INSTRUCTION
Quote all lines below exactly. Images stay out.

DATASET ROWS

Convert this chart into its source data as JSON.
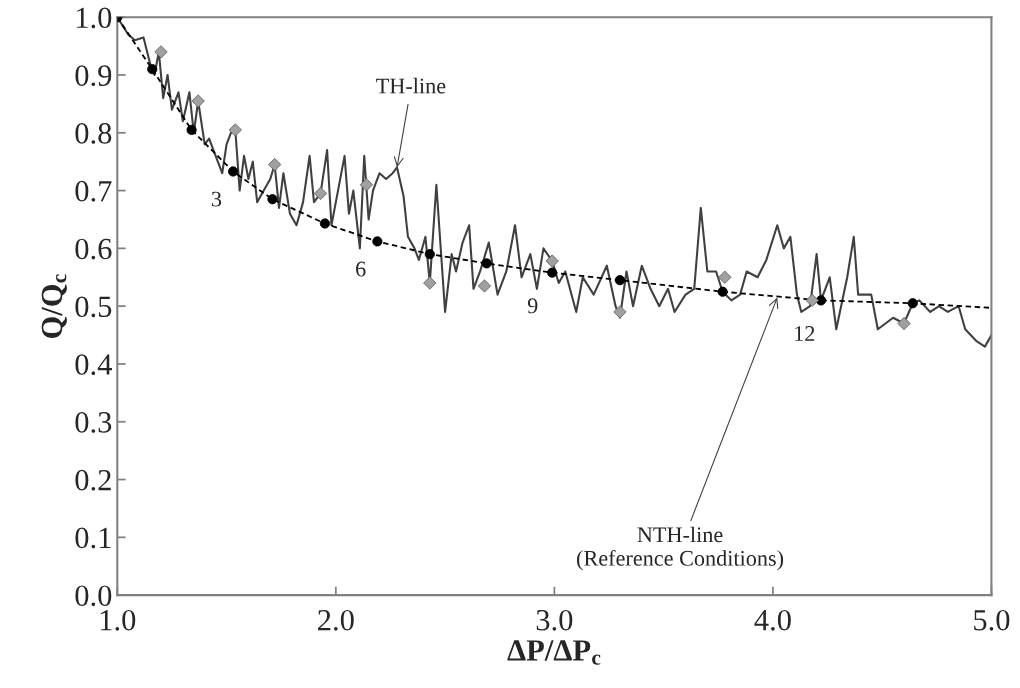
{
  "chart_data": {
    "type": "line",
    "xlabel": "ΔP/ΔP$_{c}$",
    "ylabel": "Q/Q$_{c}$",
    "xlim": [
      1.0,
      5.0
    ],
    "ylim": [
      0.0,
      1.0
    ],
    "xticks": [
      {
        "value": 1,
        "label": "1.0"
      },
      {
        "value": 2,
        "label": "2.0"
      },
      {
        "value": 3,
        "label": "3.0"
      },
      {
        "value": 4,
        "label": "4.0"
      },
      {
        "value": 5,
        "label": "5.0"
      }
    ],
    "yticks": [
      {
        "value": 0,
        "label": "0.0"
      },
      0.1,
      0.2,
      0.3,
      0.4,
      0.5,
      0.6,
      0.7,
      0.8,
      0.9,
      {
        "value": 1,
        "label": "1.0"
      }
    ],
    "grid": false,
    "legend": false,
    "series": [
      {
        "color": "#404040",
        "line_style": "solid",
        "marker": "none",
        "x": [
          1.0,
          1.05,
          1.08,
          1.12,
          1.15,
          1.17,
          1.19,
          1.21,
          1.23,
          1.25,
          1.28,
          1.3,
          1.33,
          1.35,
          1.37,
          1.4,
          1.42,
          1.45,
          1.48,
          1.5,
          1.52,
          1.54,
          1.56,
          1.58,
          1.6,
          1.62,
          1.64,
          1.67,
          1.7,
          1.72,
          1.74,
          1.76,
          1.79,
          1.82,
          1.85,
          1.88,
          1.9,
          1.93,
          1.96,
          1.98,
          2.01,
          2.04,
          2.06,
          2.08,
          2.11,
          2.13,
          2.15,
          2.17,
          2.2,
          2.23,
          2.26,
          2.28,
          2.31,
          2.33,
          2.36,
          2.38,
          2.41,
          2.43,
          2.46,
          2.48,
          2.5,
          2.53,
          2.55,
          2.58,
          2.61,
          2.63,
          2.66,
          2.7,
          2.74,
          2.78,
          2.82,
          2.85,
          2.89,
          2.92,
          2.95,
          2.99,
          3.02,
          3.05,
          3.1,
          3.13,
          3.18,
          3.24,
          3.28,
          3.3,
          3.33,
          3.36,
          3.4,
          3.44,
          3.48,
          3.52,
          3.55,
          3.6,
          3.64,
          3.67,
          3.7,
          3.74,
          3.77,
          3.81,
          3.85,
          3.88,
          3.93,
          3.97,
          4.02,
          4.05,
          4.08,
          4.11,
          4.13,
          4.17,
          4.2,
          4.22,
          4.26,
          4.29,
          4.34,
          4.37,
          4.39,
          4.45,
          4.48,
          4.55,
          4.6,
          4.64,
          4.67,
          4.72,
          4.76,
          4.8,
          4.85,
          4.88,
          4.93,
          4.97,
          5.0
        ],
        "values": [
          1.0,
          0.97,
          0.96,
          0.965,
          0.92,
          0.9,
          0.94,
          0.86,
          0.9,
          0.84,
          0.87,
          0.82,
          0.87,
          0.8,
          0.855,
          0.78,
          0.79,
          0.76,
          0.73,
          0.78,
          0.8,
          0.805,
          0.7,
          0.76,
          0.72,
          0.75,
          0.68,
          0.7,
          0.72,
          0.745,
          0.67,
          0.73,
          0.66,
          0.64,
          0.68,
          0.76,
          0.68,
          0.695,
          0.77,
          0.64,
          0.7,
          0.76,
          0.66,
          0.7,
          0.6,
          0.76,
          0.65,
          0.7,
          0.73,
          0.72,
          0.73,
          0.74,
          0.69,
          0.62,
          0.6,
          0.58,
          0.62,
          0.54,
          0.71,
          0.6,
          0.49,
          0.59,
          0.56,
          0.61,
          0.64,
          0.53,
          0.56,
          0.61,
          0.52,
          0.56,
          0.64,
          0.55,
          0.59,
          0.53,
          0.6,
          0.578,
          0.54,
          0.56,
          0.49,
          0.55,
          0.52,
          0.57,
          0.5,
          0.48,
          0.56,
          0.5,
          0.57,
          0.53,
          0.5,
          0.53,
          0.49,
          0.52,
          0.53,
          0.67,
          0.56,
          0.56,
          0.525,
          0.51,
          0.52,
          0.56,
          0.55,
          0.58,
          0.64,
          0.6,
          0.62,
          0.52,
          0.49,
          0.5,
          0.59,
          0.51,
          0.55,
          0.46,
          0.55,
          0.62,
          0.52,
          0.52,
          0.46,
          0.48,
          0.47,
          0.505,
          0.51,
          0.49,
          0.5,
          0.49,
          0.5,
          0.46,
          0.44,
          0.43,
          0.45
        ]
      },
      {
        "color": "#000000",
        "line_style": "dashed",
        "marker": "none",
        "x": [
          1.0,
          1.16,
          1.34,
          1.53,
          1.71,
          1.95,
          2.19,
          2.43,
          2.69,
          2.99,
          3.3,
          3.77,
          4.22,
          4.64,
          5.0
        ],
        "values": [
          1.0,
          0.91,
          0.805,
          0.733,
          0.685,
          0.643,
          0.612,
          0.59,
          0.574,
          0.558,
          0.545,
          0.525,
          0.51,
          0.505,
          0.497
        ]
      },
      {
        "type": "scatter",
        "color": "#a0a0a0",
        "marker": "diamond",
        "x": [
          1.2,
          1.37,
          1.54,
          1.72,
          1.93,
          2.14,
          2.43,
          2.68,
          2.99,
          3.3,
          3.78,
          4.18,
          4.6
        ],
        "values": [
          0.94,
          0.855,
          0.805,
          0.745,
          0.695,
          0.71,
          0.54,
          0.535,
          0.578,
          0.49,
          0.55,
          0.51,
          0.47
        ]
      },
      {
        "type": "scatter",
        "color": "#000000",
        "marker": "circle",
        "x": [
          1.0,
          1.16,
          1.34,
          1.53,
          1.71,
          1.95,
          2.19,
          2.43,
          2.69,
          2.99,
          3.3,
          3.77,
          4.22,
          4.64
        ],
        "values": [
          1.0,
          0.91,
          0.805,
          0.733,
          0.685,
          0.643,
          0.612,
          0.59,
          0.574,
          0.558,
          0.545,
          0.525,
          0.51,
          0.505
        ]
      }
    ],
    "annotations": [
      {
        "text": "TH-line",
        "x": 2.28,
        "y": 0.74
      },
      {
        "text": "NTH-line\n(Reference Conditions)",
        "x": 4.02,
        "y": 0.515
      },
      {
        "text": "3",
        "x": 1.53,
        "y": 0.733
      },
      {
        "text": "6",
        "x": 2.19,
        "y": 0.612
      },
      {
        "text": "9",
        "x": 2.99,
        "y": 0.558
      },
      {
        "text": "12",
        "x": 4.22,
        "y": 0.51
      }
    ]
  }
}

THE ANSWER
Convert this chart into its source data as JSON.
{
  "chart_data": {
    "type": "line",
    "xlabel": "ΔP/ΔP$_{c}$",
    "ylabel": "Q/Q$_{c}$",
    "xlim": [
      1.0,
      5.0
    ],
    "ylim": [
      0.0,
      1.0
    ],
    "xticks": [
      {
        "value": 1,
        "label": "1.0"
      },
      {
        "value": 2,
        "label": "2.0"
      },
      {
        "value": 3,
        "label": "3.0"
      },
      {
        "value": 4,
        "label": "4.0"
      },
      {
        "value": 5,
        "label": "5.0"
      }
    ],
    "yticks": [
      {
        "value": 0,
        "label": "0.0"
      },
      0.1,
      0.2,
      0.3,
      0.4,
      0.5,
      0.6,
      0.7,
      0.8,
      0.9,
      {
        "value": 1,
        "label": "1.0"
      }
    ],
    "grid": false,
    "legend": false,
    "series": [
      {
        "color": "#404040",
        "line_style": "solid",
        "marker": "none",
        "x": [
          1.0,
          1.05,
          1.08,
          1.12,
          1.15,
          1.17,
          1.19,
          1.21,
          1.23,
          1.25,
          1.28,
          1.3,
          1.33,
          1.35,
          1.37,
          1.4,
          1.42,
          1.45,
          1.48,
          1.5,
          1.52,
          1.54,
          1.56,
          1.58,
          1.6,
          1.62,
          1.64,
          1.67,
          1.7,
          1.72,
          1.74,
          1.76,
          1.79,
          1.82,
          1.85,
          1.88,
          1.9,
          1.93,
          1.96,
          1.98,
          2.01,
          2.04,
          2.06,
          2.08,
          2.11,
          2.13,
          2.15,
          2.17,
          2.2,
          2.23,
          2.26,
          2.28,
          2.31,
          2.33,
          2.36,
          2.38,
          2.41,
          2.43,
          2.46,
          2.48,
          2.5,
          2.53,
          2.55,
          2.58,
          2.61,
          2.63,
          2.66,
          2.7,
          2.74,
          2.78,
          2.82,
          2.85,
          2.89,
          2.92,
          2.95,
          2.99,
          3.02,
          3.05,
          3.1,
          3.13,
          3.18,
          3.24,
          3.28,
          3.3,
          3.33,
          3.36,
          3.4,
          3.44,
          3.48,
          3.52,
          3.55,
          3.6,
          3.64,
          3.67,
          3.7,
          3.74,
          3.77,
          3.81,
          3.85,
          3.88,
          3.93,
          3.97,
          4.02,
          4.05,
          4.08,
          4.11,
          4.13,
          4.17,
          4.2,
          4.22,
          4.26,
          4.29,
          4.34,
          4.37,
          4.39,
          4.45,
          4.48,
          4.55,
          4.6,
          4.64,
          4.67,
          4.72,
          4.76,
          4.8,
          4.85,
          4.88,
          4.93,
          4.97,
          5.0
        ],
        "values": [
          1.0,
          0.97,
          0.96,
          0.965,
          0.92,
          0.9,
          0.94,
          0.86,
          0.9,
          0.84,
          0.87,
          0.82,
          0.87,
          0.8,
          0.855,
          0.78,
          0.79,
          0.76,
          0.73,
          0.78,
          0.8,
          0.805,
          0.7,
          0.76,
          0.72,
          0.75,
          0.68,
          0.7,
          0.72,
          0.745,
          0.67,
          0.73,
          0.66,
          0.64,
          0.68,
          0.76,
          0.68,
          0.695,
          0.77,
          0.64,
          0.7,
          0.76,
          0.66,
          0.7,
          0.6,
          0.76,
          0.65,
          0.7,
          0.73,
          0.72,
          0.73,
          0.74,
          0.69,
          0.62,
          0.6,
          0.58,
          0.62,
          0.54,
          0.71,
          0.6,
          0.49,
          0.59,
          0.56,
          0.61,
          0.64,
          0.53,
          0.56,
          0.61,
          0.52,
          0.56,
          0.64,
          0.55,
          0.59,
          0.53,
          0.6,
          0.578,
          0.54,
          0.56,
          0.49,
          0.55,
          0.52,
          0.57,
          0.5,
          0.48,
          0.56,
          0.5,
          0.57,
          0.53,
          0.5,
          0.53,
          0.49,
          0.52,
          0.53,
          0.67,
          0.56,
          0.56,
          0.525,
          0.51,
          0.52,
          0.56,
          0.55,
          0.58,
          0.64,
          0.6,
          0.62,
          0.52,
          0.49,
          0.5,
          0.59,
          0.51,
          0.55,
          0.46,
          0.55,
          0.62,
          0.52,
          0.52,
          0.46,
          0.48,
          0.47,
          0.505,
          0.51,
          0.49,
          0.5,
          0.49,
          0.5,
          0.46,
          0.44,
          0.43,
          0.45
        ]
      },
      {
        "color": "#000000",
        "line_style": "dashed",
        "marker": "none",
        "x": [
          1.0,
          1.16,
          1.34,
          1.53,
          1.71,
          1.95,
          2.19,
          2.43,
          2.69,
          2.99,
          3.3,
          3.77,
          4.22,
          4.64,
          5.0
        ],
        "values": [
          1.0,
          0.91,
          0.805,
          0.733,
          0.685,
          0.643,
          0.612,
          0.59,
          0.574,
          0.558,
          0.545,
          0.525,
          0.51,
          0.505,
          0.497
        ]
      },
      {
        "type": "scatter",
        "color": "#a0a0a0",
        "marker": "diamond",
        "x": [
          1.2,
          1.37,
          1.54,
          1.72,
          1.93,
          2.14,
          2.43,
          2.68,
          2.99,
          3.3,
          3.78,
          4.18,
          4.6
        ],
        "values": [
          0.94,
          0.855,
          0.805,
          0.745,
          0.695,
          0.71,
          0.54,
          0.535,
          0.578,
          0.49,
          0.55,
          0.51,
          0.47
        ]
      },
      {
        "type": "scatter",
        "color": "#000000",
        "marker": "circle",
        "x": [
          1.0,
          1.16,
          1.34,
          1.53,
          1.71,
          1.95,
          2.19,
          2.43,
          2.69,
          2.99,
          3.3,
          3.77,
          4.22,
          4.64
        ],
        "values": [
          1.0,
          0.91,
          0.805,
          0.733,
          0.685,
          0.643,
          0.612,
          0.59,
          0.574,
          0.558,
          0.545,
          0.525,
          0.51,
          0.505
        ]
      }
    ],
    "annotations": [
      {
        "text": "TH-line",
        "x": 2.28,
        "y": 0.74
      },
      {
        "text": "NTH-line\n(Reference Conditions)",
        "x": 4.02,
        "y": 0.515
      },
      {
        "text": "3",
        "x": 1.53,
        "y": 0.733
      },
      {
        "text": "6",
        "x": 2.19,
        "y": 0.612
      },
      {
        "text": "9",
        "x": 2.99,
        "y": 0.558
      },
      {
        "text": "12",
        "x": 4.22,
        "y": 0.51
      }
    ]
  }
}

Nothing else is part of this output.